▸ **What you need to do**: Find and copy every line in the records that includes the string "주일오전".

▸ **Data to process**:
-*-

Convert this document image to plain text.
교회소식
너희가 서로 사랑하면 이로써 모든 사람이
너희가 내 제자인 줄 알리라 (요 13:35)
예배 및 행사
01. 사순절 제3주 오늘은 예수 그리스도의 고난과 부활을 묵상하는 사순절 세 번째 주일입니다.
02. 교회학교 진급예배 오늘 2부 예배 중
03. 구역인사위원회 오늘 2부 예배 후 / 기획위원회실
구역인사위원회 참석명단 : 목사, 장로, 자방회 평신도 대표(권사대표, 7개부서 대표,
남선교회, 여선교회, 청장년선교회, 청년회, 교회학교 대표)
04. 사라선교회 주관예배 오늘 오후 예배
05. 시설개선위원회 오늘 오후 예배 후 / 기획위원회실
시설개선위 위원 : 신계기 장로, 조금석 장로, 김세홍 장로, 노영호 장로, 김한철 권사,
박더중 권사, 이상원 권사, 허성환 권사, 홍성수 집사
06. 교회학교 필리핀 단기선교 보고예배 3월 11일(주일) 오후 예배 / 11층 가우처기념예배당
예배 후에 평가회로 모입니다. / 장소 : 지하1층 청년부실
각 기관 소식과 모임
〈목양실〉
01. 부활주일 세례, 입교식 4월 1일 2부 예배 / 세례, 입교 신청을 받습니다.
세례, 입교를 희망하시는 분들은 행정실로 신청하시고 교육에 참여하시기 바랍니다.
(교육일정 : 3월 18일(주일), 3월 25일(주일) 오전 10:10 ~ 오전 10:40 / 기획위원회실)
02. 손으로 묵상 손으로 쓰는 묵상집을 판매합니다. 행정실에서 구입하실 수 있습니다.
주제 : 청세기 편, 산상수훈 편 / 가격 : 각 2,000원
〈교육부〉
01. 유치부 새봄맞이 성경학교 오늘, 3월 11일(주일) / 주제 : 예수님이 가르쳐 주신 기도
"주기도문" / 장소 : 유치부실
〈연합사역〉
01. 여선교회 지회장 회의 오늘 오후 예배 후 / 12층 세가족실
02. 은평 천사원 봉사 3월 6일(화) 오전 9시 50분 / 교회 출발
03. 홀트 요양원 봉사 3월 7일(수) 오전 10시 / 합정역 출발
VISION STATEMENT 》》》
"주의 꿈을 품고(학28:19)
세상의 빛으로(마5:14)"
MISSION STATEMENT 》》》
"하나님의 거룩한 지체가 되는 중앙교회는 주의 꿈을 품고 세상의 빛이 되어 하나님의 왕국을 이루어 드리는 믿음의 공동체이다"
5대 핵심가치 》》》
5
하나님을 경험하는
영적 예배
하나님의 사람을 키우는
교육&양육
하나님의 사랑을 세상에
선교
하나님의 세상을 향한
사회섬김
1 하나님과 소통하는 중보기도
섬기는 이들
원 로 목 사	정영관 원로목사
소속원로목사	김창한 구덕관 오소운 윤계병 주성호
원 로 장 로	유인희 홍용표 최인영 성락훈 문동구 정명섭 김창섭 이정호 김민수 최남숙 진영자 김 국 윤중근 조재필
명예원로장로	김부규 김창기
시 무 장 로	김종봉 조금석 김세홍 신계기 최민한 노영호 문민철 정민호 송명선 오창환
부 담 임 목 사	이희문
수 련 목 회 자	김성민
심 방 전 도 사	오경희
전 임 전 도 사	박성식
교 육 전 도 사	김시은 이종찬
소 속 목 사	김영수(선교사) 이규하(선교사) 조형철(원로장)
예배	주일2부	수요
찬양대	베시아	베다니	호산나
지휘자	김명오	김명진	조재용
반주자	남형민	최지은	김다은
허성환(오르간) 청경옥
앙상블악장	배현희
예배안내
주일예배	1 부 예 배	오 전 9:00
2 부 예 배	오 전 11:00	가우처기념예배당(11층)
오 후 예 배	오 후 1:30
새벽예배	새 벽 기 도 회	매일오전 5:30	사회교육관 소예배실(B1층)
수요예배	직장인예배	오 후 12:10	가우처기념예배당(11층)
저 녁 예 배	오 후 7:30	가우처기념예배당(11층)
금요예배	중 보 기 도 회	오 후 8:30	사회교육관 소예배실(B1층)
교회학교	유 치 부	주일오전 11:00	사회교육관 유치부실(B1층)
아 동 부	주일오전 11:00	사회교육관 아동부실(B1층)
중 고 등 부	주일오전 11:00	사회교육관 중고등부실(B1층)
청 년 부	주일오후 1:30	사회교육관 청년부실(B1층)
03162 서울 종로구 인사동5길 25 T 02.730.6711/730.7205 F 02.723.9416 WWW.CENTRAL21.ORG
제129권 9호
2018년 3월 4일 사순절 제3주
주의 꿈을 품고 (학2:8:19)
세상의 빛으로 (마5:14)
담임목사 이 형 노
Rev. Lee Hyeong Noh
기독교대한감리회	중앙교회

-*-

▸ **Full response**:
교회학교	유 치 부	주일오전 11:00	사회교육관 유치부실(B1층)
아 동 부	주일오전 11:00	사회교육관 아동부실(B1층)
중 고 등 부	주일오전 11:00	사회교육관 중고등부실(B1층)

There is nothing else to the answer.